* What the exercise asks: The records underneath are to be repeated exactly, with the pictures left out.

* Working data:
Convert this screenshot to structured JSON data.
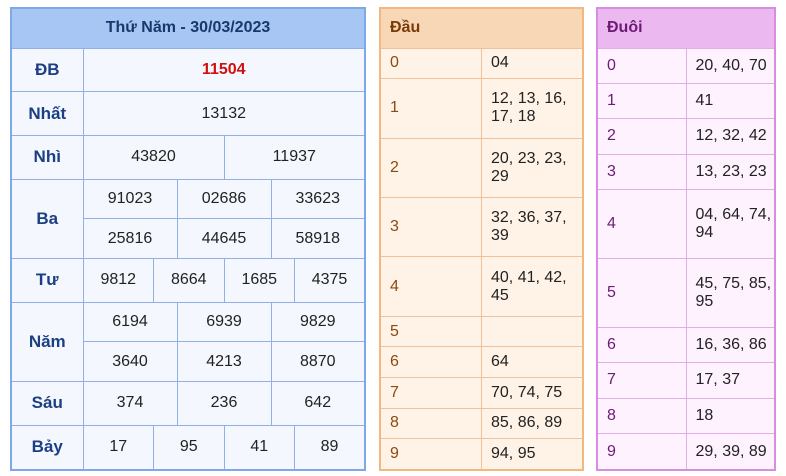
{
  "results": {
    "title": "Thứ Năm - 30/03/2023",
    "db": {
      "label": "ĐB",
      "value": "11504"
    },
    "nhat": {
      "label": "Nhất",
      "value": "13132"
    },
    "nhi": {
      "label": "Nhì",
      "values": [
        "43820",
        "11937"
      ]
    },
    "ba": {
      "label": "Ba",
      "values": [
        "91023",
        "02686",
        "33623",
        "25816",
        "44645",
        "58918"
      ]
    },
    "tu": {
      "label": "Tư",
      "values": [
        "9812",
        "8664",
        "1685",
        "4375"
      ]
    },
    "nam": {
      "label": "Năm",
      "values": [
        "6194",
        "6939",
        "9829",
        "3640",
        "4213",
        "8870"
      ]
    },
    "sau": {
      "label": "Sáu",
      "values": [
        "374",
        "236",
        "642"
      ]
    },
    "bay": {
      "label": "Bảy",
      "values": [
        "17",
        "95",
        "41",
        "89"
      ]
    }
  },
  "dau": {
    "header": "Đầu",
    "rows": [
      {
        "digit": "0",
        "values": "04"
      },
      {
        "digit": "1",
        "values": "12, 13, 16, 17, 18"
      },
      {
        "digit": "2",
        "values": "20, 23, 23, 29"
      },
      {
        "digit": "3",
        "values": "32, 36, 37, 39"
      },
      {
        "digit": "4",
        "values": "40, 41, 42, 45"
      },
      {
        "digit": "5",
        "values": ""
      },
      {
        "digit": "6",
        "values": "64"
      },
      {
        "digit": "7",
        "values": "70, 74, 75"
      },
      {
        "digit": "8",
        "values": "85, 86, 89"
      },
      {
        "digit": "9",
        "values": "94, 95"
      }
    ]
  },
  "duoi": {
    "header": "Đuôi",
    "rows": [
      {
        "digit": "0",
        "values": "20, 40, 70"
      },
      {
        "digit": "1",
        "values": "41"
      },
      {
        "digit": "2",
        "values": "12, 32, 42"
      },
      {
        "digit": "3",
        "values": "13, 23, 23"
      },
      {
        "digit": "4",
        "values": "04, 64, 74, 94"
      },
      {
        "digit": "5",
        "values": "45, 75, 85, 95"
      },
      {
        "digit": "6",
        "values": "16, 36, 86"
      },
      {
        "digit": "7",
        "values": "17, 37"
      },
      {
        "digit": "8",
        "values": "18"
      },
      {
        "digit": "9",
        "values": "29, 39, 89"
      }
    ]
  },
  "colors": {
    "results_header": "#a7c6f4",
    "db_value": "#d20f0f",
    "dau_header": "#f8d7b7",
    "duoi_header": "#ecb8f0"
  }
}
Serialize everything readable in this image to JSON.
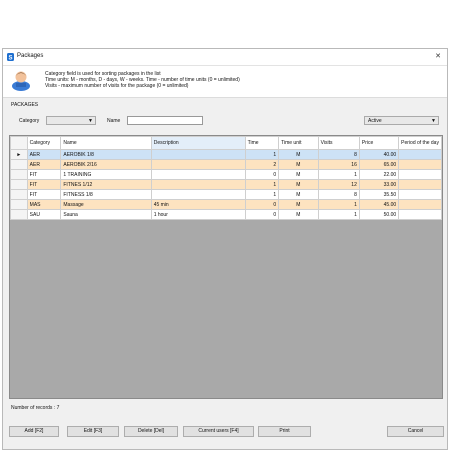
{
  "window": {
    "title": "Packages",
    "close_glyph": "✕"
  },
  "info": {
    "lines": [
      "Category field is used for sorting packages in the list",
      "Time units: M - months, D - days, W - weeks. Time - number of time units (0 = unlimited)",
      "Visits - maximum number of visits for the package (0 = unlimited)"
    ]
  },
  "filters": {
    "section_label": "PACKAGES",
    "category_label": "Category",
    "category_value": "",
    "name_label": "Name",
    "name_value": "",
    "status_value": "Active"
  },
  "table": {
    "columns": [
      "Category",
      "Name",
      "Description",
      "Time",
      "Time unit",
      "Visits",
      "Price",
      "Period of the day"
    ],
    "current_row_marker": "►",
    "rows": [
      {
        "category": "AER",
        "name": "AEROBIK 1/8",
        "description": "",
        "time": "1",
        "time_unit": "M",
        "visits": "8",
        "price": "40.00",
        "period": ""
      },
      {
        "category": "AER",
        "name": "AEROBIK 2/16",
        "description": "",
        "time": "2",
        "time_unit": "M",
        "visits": "16",
        "price": "65.00",
        "period": ""
      },
      {
        "category": "FIT",
        "name": "1 TRAINING",
        "description": "",
        "time": "0",
        "time_unit": "M",
        "visits": "1",
        "price": "22.00",
        "period": ""
      },
      {
        "category": "FIT",
        "name": "FITNES 1/12",
        "description": "",
        "time": "1",
        "time_unit": "M",
        "visits": "12",
        "price": "33.00",
        "period": ""
      },
      {
        "category": "FIT",
        "name": "FITNESS 1/8",
        "description": "",
        "time": "1",
        "time_unit": "M",
        "visits": "8",
        "price": "35.50",
        "period": ""
      },
      {
        "category": "MAS",
        "name": "Massage",
        "description": "45 min",
        "time": "0",
        "time_unit": "M",
        "visits": "1",
        "price": "45.00",
        "period": ""
      },
      {
        "category": "SAU",
        "name": "Sauna",
        "description": "1 hour",
        "time": "0",
        "time_unit": "M",
        "visits": "1",
        "price": "50.00",
        "period": ""
      }
    ]
  },
  "status_bar": {
    "records_text": "Number of records : 7"
  },
  "buttons": {
    "add": "Add [F2]",
    "edit": "Edit [F3]",
    "delete": "Delete [Del]",
    "current_users": "Current users [F4]",
    "print": "Print",
    "cancel": "Cancel"
  },
  "colors": {
    "selected_row": "#cde2f6",
    "orange_row": "#fde3c0",
    "white_row": "#ffffff",
    "grid_empty_area": "#a9a9a9",
    "accent_icon": "#1e6fd0"
  }
}
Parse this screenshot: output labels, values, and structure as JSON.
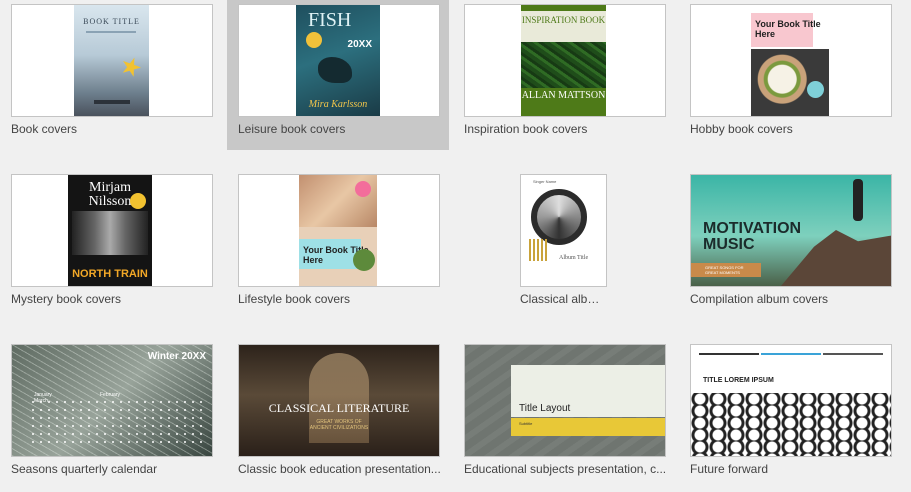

* Response for this exercise:
Convert this screenshot to structured JSON data.
{
  "results": {
    "title": "Thứ Năm - 30/03/2023",
    "db": {
      "label": "ĐB",
      "value": "11504"
    },
    "nhat": {
      "label": "Nhất",
      "value": "13132"
    },
    "nhi": {
      "label": "Nhì",
      "values": [
        "43820",
        "11937"
      ]
    },
    "ba": {
      "label": "Ba",
      "values": [
        "91023",
        "02686",
        "33623",
        "25816",
        "44645",
        "58918"
      ]
    },
    "tu": {
      "label": "Tư",
      "values": [
        "9812",
        "8664",
        "1685",
        "4375"
      ]
    },
    "nam": {
      "label": "Năm",
      "values": [
        "6194",
        "6939",
        "9829",
        "3640",
        "4213",
        "8870"
      ]
    },
    "sau": {
      "label": "Sáu",
      "values": [
        "374",
        "236",
        "642"
      ]
    },
    "bay": {
      "label": "Bảy",
      "values": [
        "17",
        "95",
        "41",
        "89"
      ]
    }
  },
  "dau": {
    "header": "Đầu",
    "rows": [
      {
        "digit": "0",
        "values": "04"
      },
      {
        "digit": "1",
        "values": "12, 13, 16, 17, 18"
      },
      {
        "digit": "2",
        "values": "20, 23, 23, 29"
      },
      {
        "digit": "3",
        "values": "32, 36, 37, 39"
      },
      {
        "digit": "4",
        "values": "40, 41, 42, 45"
      },
      {
        "digit": "5",
        "values": ""
      },
      {
        "digit": "6",
        "values": "64"
      },
      {
        "digit": "7",
        "values": "70, 74, 75"
      },
      {
        "digit": "8",
        "values": "85, 86, 89"
      },
      {
        "digit": "9",
        "values": "94, 95"
      }
    ]
  },
  "duoi": {
    "header": "Đuôi",
    "rows": [
      {
        "digit": "0",
        "values": "20, 40, 70"
      },
      {
        "digit": "1",
        "values": "41"
      },
      {
        "digit": "2",
        "values": "12, 32, 42"
      },
      {
        "digit": "3",
        "values": "13, 23, 23"
      },
      {
        "digit": "4",
        "values": "04, 64, 74, 94"
      },
      {
        "digit": "5",
        "values": "45, 75, 85, 95"
      },
      {
        "digit": "6",
        "values": "16, 36, 86"
      },
      {
        "digit": "7",
        "values": "17, 37"
      },
      {
        "digit": "8",
        "values": "18"
      },
      {
        "digit": "9",
        "values": "29, 39, 89"
      }
    ]
  },
  "colors": {
    "results_header": "#a7c6f4",
    "db_value": "#d20f0f",
    "dau_header": "#f8d7b7",
    "duoi_header": "#ecb8f0"
  }
}
Serialize everything readable in this image to JSON.
{
  "window": {
    "title": "Packages",
    "close_glyph": "✕"
  },
  "info": {
    "lines": [
      "Category field is used for sorting packages in the list",
      "Time units: M - months, D - days, W - weeks. Time - number of time units (0 = unlimited)",
      "Visits - maximum number of visits for the package (0 = unlimited)"
    ]
  },
  "filters": {
    "section_label": "PACKAGES",
    "category_label": "Category",
    "category_value": "",
    "name_label": "Name",
    "name_value": "",
    "status_value": "Active"
  },
  "table": {
    "columns": [
      "Category",
      "Name",
      "Description",
      "Time",
      "Time unit",
      "Visits",
      "Price",
      "Period of the day"
    ],
    "current_row_marker": "►",
    "rows": [
      {
        "category": "AER",
        "name": "AEROBIK 1/8",
        "description": "",
        "time": "1",
        "time_unit": "M",
        "visits": "8",
        "price": "40.00",
        "period": ""
      },
      {
        "category": "AER",
        "name": "AEROBIK 2/16",
        "description": "",
        "time": "2",
        "time_unit": "M",
        "visits": "16",
        "price": "65.00",
        "period": ""
      },
      {
        "category": "FIT",
        "name": "1 TRAINING",
        "description": "",
        "time": "0",
        "time_unit": "M",
        "visits": "1",
        "price": "22.00",
        "period": ""
      },
      {
        "category": "FIT",
        "name": "FITNES 1/12",
        "description": "",
        "time": "1",
        "time_unit": "M",
        "visits": "12",
        "price": "33.00",
        "period": ""
      },
      {
        "category": "FIT",
        "name": "FITNESS 1/8",
        "description": "",
        "time": "1",
        "time_unit": "M",
        "visits": "8",
        "price": "35.50",
        "period": ""
      },
      {
        "category": "MAS",
        "name": "Massage",
        "description": "45 min",
        "time": "0",
        "time_unit": "M",
        "visits": "1",
        "price": "45.00",
        "period": ""
      },
      {
        "category": "SAU",
        "name": "Sauna",
        "description": "1 hour",
        "time": "0",
        "time_unit": "M",
        "visits": "1",
        "price": "50.00",
        "period": ""
      }
    ]
  },
  "status_bar": {
    "records_text": "Number of records : 7"
  },
  "buttons": {
    "add": "Add [F2]",
    "edit": "Edit [F3]",
    "delete": "Delete [Del]",
    "current_users": "Current users [F4]",
    "print": "Print",
    "cancel": "Cancel"
  },
  "colors": {
    "selected_row": "#cde2f6",
    "orange_row": "#fde3c0",
    "white_row": "#ffffff",
    "grid_empty_area": "#a9a9a9",
    "accent_icon": "#1e6fd0"
  }
}
Parse this screenshot: output labels, values, and structure as JSON.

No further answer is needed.